- The request: Sift the material for lines containing "text", and return them.

(Items from a dataset)
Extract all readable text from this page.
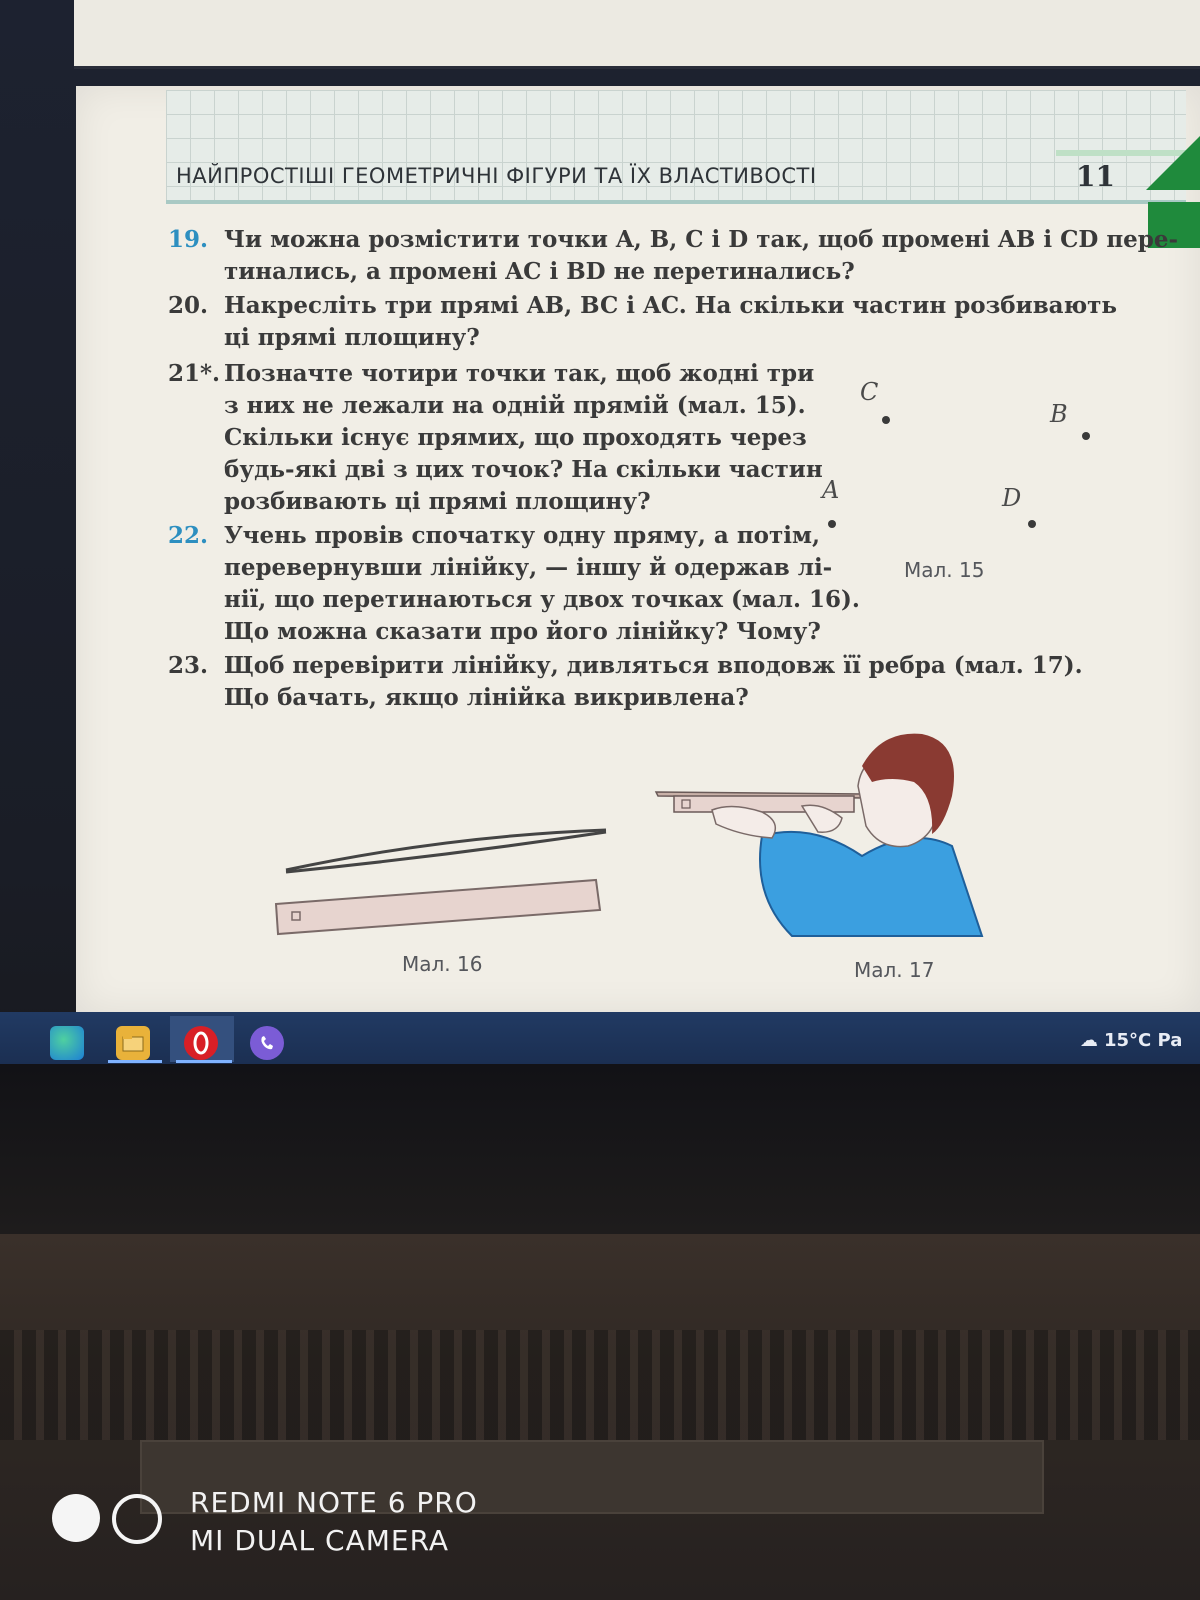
НАЙПРОСТІШІ ГЕОМЕТРИЧНІ ФІГУРИ ТА ЇХ ВЛАСТИВОСТІ	11
19. Чи можна розмістити точки A, B, C і D так, щоб промені AB і CD пере-
тинались, а промені AC і BD не перетинались?
20. Накресліть три прямі AB, BC і AC. На скільки частин розбивають
ці прямі площину?
21*. Позначте чотири точки так, щоб жодні три
з них не лежали на одній прямій (мал. 15).
Скільки існує прямих, що проходять через
будь-які дві з цих точок? На скільки частин
розбивають ці прямі площину?
22. Учень провів спочатку одну пряму, а потім,
перевернувши лінійку, — іншу й одержав лі-
нії, що перетинаються у двох точках (мал. 16).
Що можна сказати про його лінійку? Чому?
23. Щоб перевірити лінійку, дивляться вподовж її ребра (мал. 17).
Що бачать, якщо лінійка викривлена?
C
B
A	D
Мал. 15
Мал. 16	Мал. 17
☁ 15°C Pa
REDMI NOTE 6 PRO
MI DUAL CAMERA
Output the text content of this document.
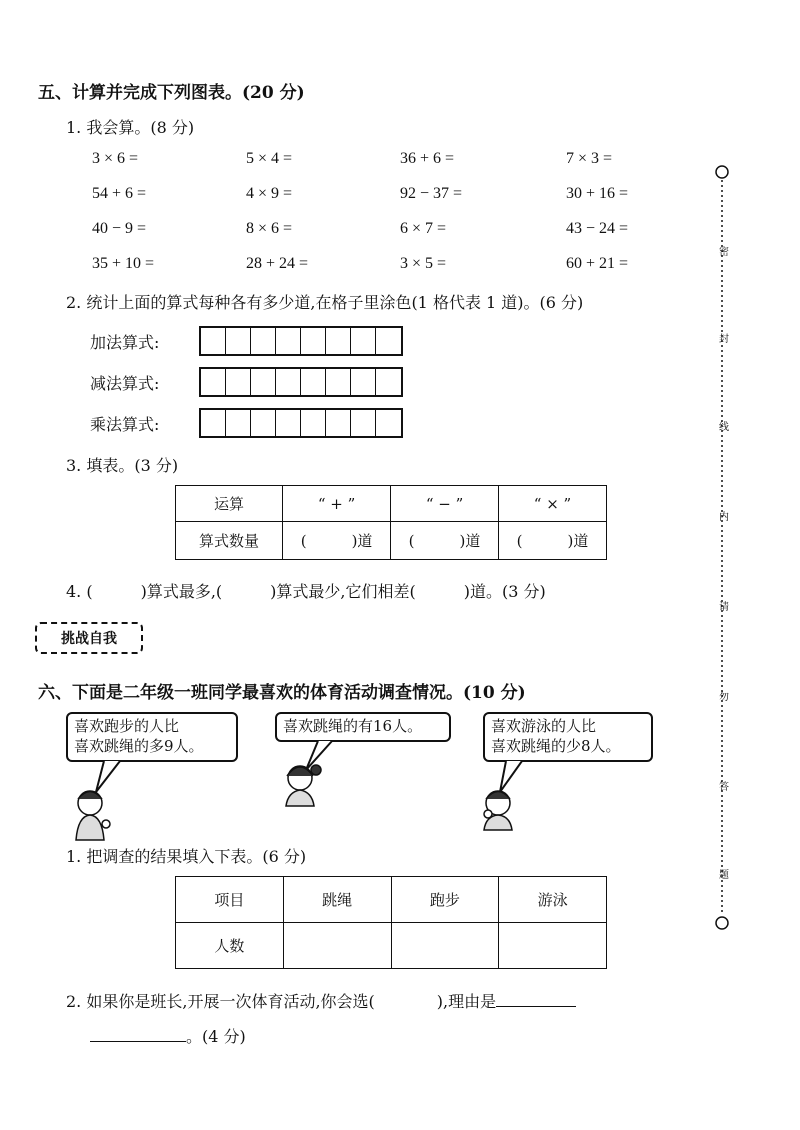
五、计算并完成下列图表。(20 分)
1. 我会算。(8 分)
3 × 6 =	5 × 4 =	36 + 6 =	7 × 3 =
54 + 6 =	4 × 9 =	92 − 37 =	30 + 16 =
40 − 9 =	8 × 6 =	6 × 7 =	43 − 24 =
35 + 10 =	28 + 24 =	3 × 5 =	60 + 21 =
2. 统计上面的算式每种各有多少道,在格子里涂色(1 格代表 1 道)。(6 分)
加法算式:
减法算式:
乘法算式:
3. 填表。(3 分)
运算	“ + ”	“ − ”	“ × ”
算式数量	(　　　)道	(　　　)道	(　　　)道
4. (　　　)算式最多,(　　　)算式最少,它们相差(　　　)道。(3 分)
挑战自我
六、下面是二年级一班同学最喜欢的体育活动调查情况。(10 分)
喜欢跑步的人比
喜欢跳绳的多9人。
喜欢跳绳的有16人。	喜欢游泳的人比
喜欢跳绳的少8人。
1. 把调查的结果填入下表。(6 分)
项目	跳绳	跑步	游泳
人数			
2. 如果你是班长,开展一次体育活动,你会选(	),理由是
。(4 分)
密
封
线
内
请
勿
答
题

- Task answer:
Extract all readable text from this page.
Output the text content of this document.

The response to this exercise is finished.